## Set problem
Pick out each line with the word "circumference" from the material that follows.
Start
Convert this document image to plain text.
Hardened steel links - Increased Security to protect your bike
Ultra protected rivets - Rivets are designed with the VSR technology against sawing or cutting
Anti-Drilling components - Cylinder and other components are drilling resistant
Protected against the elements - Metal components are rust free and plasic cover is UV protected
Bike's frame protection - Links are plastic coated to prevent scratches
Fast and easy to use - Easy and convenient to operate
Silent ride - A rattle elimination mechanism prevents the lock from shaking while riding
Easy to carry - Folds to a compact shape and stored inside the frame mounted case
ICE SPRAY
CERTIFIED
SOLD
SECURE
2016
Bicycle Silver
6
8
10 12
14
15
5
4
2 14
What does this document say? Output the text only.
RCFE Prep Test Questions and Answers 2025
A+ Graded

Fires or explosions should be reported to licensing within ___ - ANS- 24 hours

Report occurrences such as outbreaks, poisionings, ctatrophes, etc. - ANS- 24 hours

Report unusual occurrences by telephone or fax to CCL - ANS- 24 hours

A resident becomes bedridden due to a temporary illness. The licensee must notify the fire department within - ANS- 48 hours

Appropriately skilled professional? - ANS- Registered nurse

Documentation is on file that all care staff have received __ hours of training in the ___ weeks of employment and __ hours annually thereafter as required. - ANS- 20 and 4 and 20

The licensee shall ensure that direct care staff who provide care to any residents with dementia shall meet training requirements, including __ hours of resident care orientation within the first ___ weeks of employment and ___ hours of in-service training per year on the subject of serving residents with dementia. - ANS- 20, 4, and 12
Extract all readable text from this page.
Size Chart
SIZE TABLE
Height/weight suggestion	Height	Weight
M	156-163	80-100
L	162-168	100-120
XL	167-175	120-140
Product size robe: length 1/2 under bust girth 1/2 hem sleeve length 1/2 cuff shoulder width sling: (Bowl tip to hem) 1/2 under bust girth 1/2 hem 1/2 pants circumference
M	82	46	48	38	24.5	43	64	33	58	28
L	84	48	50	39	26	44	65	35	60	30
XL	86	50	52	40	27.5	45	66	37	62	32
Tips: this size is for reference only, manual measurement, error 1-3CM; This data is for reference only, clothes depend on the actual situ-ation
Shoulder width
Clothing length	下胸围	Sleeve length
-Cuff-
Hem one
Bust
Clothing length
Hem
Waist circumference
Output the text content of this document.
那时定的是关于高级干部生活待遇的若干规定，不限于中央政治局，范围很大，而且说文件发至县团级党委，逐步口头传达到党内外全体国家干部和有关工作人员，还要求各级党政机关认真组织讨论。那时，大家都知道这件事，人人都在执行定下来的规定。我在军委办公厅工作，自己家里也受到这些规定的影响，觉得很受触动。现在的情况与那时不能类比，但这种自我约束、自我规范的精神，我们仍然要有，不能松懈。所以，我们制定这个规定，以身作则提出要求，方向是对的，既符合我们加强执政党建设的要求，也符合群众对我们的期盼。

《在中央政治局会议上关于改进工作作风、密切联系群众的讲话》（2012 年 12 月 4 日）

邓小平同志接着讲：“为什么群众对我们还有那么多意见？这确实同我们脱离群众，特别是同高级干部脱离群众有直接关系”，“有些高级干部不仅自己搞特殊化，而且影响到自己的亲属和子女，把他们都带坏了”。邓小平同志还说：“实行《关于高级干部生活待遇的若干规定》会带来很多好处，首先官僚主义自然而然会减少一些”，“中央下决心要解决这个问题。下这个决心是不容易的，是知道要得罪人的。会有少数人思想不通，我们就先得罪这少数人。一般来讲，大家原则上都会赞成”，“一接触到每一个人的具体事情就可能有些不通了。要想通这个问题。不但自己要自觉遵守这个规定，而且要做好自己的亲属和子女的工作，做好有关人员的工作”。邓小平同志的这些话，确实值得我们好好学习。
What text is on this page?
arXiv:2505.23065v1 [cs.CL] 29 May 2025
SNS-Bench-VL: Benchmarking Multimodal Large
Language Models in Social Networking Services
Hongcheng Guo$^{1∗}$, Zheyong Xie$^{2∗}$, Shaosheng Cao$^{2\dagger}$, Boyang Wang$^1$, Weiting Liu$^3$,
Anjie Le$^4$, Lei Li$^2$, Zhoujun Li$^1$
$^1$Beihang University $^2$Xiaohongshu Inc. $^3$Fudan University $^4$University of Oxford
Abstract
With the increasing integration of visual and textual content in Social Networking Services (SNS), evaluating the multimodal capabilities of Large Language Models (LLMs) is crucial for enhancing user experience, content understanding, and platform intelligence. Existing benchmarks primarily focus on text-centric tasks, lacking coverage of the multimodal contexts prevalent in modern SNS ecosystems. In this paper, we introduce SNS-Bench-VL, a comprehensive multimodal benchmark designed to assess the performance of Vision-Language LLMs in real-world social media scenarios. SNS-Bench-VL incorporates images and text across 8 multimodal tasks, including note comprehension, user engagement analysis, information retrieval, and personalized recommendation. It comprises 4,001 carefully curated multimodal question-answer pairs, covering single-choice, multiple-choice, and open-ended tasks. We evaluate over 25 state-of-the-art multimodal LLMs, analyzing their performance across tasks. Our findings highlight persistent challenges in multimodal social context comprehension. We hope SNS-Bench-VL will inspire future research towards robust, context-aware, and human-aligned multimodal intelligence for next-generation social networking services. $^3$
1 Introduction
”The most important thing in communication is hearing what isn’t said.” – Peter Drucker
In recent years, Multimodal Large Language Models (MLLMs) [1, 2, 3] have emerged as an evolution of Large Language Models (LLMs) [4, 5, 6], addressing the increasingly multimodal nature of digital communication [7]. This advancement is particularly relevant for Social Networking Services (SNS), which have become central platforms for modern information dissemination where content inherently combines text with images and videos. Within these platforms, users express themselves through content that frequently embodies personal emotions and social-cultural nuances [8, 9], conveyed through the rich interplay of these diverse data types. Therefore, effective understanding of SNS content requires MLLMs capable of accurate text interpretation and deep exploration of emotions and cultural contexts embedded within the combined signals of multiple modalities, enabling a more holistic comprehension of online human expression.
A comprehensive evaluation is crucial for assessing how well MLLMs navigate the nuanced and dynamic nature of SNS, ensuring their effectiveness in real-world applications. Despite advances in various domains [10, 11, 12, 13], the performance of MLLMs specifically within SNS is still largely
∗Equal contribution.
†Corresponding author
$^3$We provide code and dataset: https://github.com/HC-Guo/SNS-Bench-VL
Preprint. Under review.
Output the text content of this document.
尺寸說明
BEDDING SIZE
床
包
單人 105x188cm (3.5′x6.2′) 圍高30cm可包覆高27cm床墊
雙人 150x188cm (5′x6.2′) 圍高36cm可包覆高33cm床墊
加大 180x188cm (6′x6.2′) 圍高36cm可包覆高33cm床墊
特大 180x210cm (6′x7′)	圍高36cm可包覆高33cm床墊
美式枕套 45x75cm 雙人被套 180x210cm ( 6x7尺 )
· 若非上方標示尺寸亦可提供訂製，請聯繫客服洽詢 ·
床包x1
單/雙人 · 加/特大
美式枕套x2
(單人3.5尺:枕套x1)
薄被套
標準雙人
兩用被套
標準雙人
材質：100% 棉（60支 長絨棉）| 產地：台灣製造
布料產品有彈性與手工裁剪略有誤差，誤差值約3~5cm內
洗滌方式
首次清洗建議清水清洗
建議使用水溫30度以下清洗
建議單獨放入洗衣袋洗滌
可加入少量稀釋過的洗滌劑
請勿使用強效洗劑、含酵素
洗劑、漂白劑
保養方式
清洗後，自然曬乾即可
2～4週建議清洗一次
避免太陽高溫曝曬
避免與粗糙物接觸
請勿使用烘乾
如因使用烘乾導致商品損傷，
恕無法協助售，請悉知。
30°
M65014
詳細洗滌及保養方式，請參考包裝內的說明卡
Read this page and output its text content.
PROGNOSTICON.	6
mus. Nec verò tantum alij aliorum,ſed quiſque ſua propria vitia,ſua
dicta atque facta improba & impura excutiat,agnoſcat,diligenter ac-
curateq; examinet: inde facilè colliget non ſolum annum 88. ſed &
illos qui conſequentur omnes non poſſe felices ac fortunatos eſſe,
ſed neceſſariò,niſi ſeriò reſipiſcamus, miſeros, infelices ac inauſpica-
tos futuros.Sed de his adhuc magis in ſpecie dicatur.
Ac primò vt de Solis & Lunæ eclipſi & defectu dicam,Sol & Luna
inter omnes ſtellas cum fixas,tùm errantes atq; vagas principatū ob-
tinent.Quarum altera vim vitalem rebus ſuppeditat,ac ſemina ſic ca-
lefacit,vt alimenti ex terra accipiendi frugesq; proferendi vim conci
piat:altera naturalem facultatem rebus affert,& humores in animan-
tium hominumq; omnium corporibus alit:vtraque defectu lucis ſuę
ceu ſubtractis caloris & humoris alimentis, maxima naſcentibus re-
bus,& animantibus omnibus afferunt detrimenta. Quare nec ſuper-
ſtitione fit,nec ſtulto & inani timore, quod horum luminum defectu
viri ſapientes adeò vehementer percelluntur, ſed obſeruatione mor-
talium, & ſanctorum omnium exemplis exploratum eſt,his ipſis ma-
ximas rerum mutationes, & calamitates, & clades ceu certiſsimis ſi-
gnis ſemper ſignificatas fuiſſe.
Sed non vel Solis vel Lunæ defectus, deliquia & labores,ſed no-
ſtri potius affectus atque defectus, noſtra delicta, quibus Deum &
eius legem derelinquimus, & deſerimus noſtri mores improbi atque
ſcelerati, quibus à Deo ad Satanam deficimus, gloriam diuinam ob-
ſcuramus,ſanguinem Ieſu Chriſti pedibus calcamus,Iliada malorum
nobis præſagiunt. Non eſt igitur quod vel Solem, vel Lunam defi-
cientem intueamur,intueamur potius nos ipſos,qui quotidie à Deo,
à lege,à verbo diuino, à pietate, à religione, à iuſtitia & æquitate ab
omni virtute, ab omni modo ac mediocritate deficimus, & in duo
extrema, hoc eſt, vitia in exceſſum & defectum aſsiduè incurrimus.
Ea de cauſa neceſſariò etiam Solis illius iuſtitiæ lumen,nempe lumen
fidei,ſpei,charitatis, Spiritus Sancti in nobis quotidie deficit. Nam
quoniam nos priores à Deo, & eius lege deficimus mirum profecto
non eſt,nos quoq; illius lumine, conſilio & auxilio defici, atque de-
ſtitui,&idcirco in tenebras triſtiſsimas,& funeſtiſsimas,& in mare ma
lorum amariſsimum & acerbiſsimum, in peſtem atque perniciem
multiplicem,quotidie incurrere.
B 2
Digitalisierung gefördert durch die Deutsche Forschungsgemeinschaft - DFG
End
## The output
Product size robe: length 1/2 under bust girth 1/2 hem sleeve length 1/2 cuff shoulder width sling: (Bowl tip to hem) 1/2 under bust girth 1/2 hem 1/2 pants circumference
Waist circumference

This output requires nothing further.